> **Exercise instructions**: Locate the lines that hold the string "tags". Copy every such line.

> **Data supplied**:
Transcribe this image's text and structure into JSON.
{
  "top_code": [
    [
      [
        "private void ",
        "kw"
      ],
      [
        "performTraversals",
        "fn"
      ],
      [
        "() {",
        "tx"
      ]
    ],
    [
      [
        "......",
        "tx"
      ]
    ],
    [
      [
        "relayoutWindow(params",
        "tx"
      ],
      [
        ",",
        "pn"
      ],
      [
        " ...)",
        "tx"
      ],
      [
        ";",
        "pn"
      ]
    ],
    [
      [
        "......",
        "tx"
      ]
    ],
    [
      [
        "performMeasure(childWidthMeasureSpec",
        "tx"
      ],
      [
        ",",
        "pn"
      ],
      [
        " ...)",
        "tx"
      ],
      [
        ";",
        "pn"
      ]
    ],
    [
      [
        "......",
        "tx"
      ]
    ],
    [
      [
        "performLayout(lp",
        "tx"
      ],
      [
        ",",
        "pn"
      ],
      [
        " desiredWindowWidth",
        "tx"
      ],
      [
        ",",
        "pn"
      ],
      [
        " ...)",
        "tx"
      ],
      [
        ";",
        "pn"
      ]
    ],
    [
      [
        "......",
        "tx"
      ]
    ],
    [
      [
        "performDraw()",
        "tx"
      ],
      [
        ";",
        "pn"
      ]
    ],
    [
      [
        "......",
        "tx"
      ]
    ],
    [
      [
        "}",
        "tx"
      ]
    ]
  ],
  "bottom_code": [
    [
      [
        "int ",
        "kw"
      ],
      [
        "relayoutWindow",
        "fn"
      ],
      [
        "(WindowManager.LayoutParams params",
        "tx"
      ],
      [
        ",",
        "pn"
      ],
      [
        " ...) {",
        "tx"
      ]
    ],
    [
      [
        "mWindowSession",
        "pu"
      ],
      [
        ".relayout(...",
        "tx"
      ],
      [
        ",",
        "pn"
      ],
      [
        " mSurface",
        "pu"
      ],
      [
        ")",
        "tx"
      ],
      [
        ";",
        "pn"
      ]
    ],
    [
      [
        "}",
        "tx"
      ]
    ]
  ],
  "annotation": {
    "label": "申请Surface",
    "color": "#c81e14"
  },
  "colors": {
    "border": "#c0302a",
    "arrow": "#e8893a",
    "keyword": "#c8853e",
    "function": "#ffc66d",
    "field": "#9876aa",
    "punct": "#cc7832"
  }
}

--

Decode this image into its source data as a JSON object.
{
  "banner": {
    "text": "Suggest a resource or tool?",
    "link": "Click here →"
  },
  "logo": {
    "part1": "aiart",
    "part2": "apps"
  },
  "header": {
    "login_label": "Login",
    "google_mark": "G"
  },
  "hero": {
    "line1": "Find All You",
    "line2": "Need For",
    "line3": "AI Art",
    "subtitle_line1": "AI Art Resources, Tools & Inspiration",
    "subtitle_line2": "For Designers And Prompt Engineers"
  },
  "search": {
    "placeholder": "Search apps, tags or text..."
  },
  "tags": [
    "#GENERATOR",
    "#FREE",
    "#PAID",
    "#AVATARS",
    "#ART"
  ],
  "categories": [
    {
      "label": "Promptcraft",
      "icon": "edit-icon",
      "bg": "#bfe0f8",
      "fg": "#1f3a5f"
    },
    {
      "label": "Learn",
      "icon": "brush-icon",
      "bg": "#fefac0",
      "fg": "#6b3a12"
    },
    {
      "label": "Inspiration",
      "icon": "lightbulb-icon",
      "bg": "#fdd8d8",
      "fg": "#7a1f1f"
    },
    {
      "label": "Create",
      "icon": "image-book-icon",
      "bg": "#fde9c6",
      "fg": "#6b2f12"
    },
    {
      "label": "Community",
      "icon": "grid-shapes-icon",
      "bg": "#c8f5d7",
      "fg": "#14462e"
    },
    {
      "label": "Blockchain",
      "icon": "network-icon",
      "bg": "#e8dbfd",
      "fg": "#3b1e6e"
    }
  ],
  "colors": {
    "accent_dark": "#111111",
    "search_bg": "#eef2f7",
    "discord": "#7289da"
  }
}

> **Response for this exercise**:
    "placeholder": "Search apps, tags or text..."
  "tags": [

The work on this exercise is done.